* _SET EXERCISE_:
Below are some entries. Copy each line that holds the string "icon".

Data excerpts:
========================================

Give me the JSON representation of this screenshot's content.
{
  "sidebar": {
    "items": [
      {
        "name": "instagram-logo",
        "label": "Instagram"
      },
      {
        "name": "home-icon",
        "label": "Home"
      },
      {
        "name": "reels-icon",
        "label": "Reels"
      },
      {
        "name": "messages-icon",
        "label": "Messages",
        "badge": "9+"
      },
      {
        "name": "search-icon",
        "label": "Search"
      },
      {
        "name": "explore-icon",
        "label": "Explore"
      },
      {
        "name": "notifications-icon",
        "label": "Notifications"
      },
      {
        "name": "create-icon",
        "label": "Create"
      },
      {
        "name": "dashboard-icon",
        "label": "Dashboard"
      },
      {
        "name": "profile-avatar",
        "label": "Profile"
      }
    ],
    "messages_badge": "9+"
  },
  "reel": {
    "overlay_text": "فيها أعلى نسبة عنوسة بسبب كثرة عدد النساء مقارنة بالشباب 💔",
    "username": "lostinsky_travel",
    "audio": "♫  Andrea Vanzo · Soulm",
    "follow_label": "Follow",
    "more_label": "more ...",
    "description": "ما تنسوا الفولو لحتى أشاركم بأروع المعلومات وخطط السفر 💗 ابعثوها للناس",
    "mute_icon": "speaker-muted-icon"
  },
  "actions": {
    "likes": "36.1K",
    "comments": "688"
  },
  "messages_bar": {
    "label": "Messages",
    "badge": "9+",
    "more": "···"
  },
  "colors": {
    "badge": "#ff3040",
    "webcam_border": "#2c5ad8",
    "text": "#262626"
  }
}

========================================

* _ANSWER TO THIS TASK_:
        "name": "home-icon",
        "name": "reels-icon",
        "name": "messages-icon",
        "name": "search-icon",
        "name": "explore-icon",
        "name": "notifications-icon",
        "name": "create-icon",
        "name": "dashboard-icon",
    "mute_icon": "speaker-muted-icon"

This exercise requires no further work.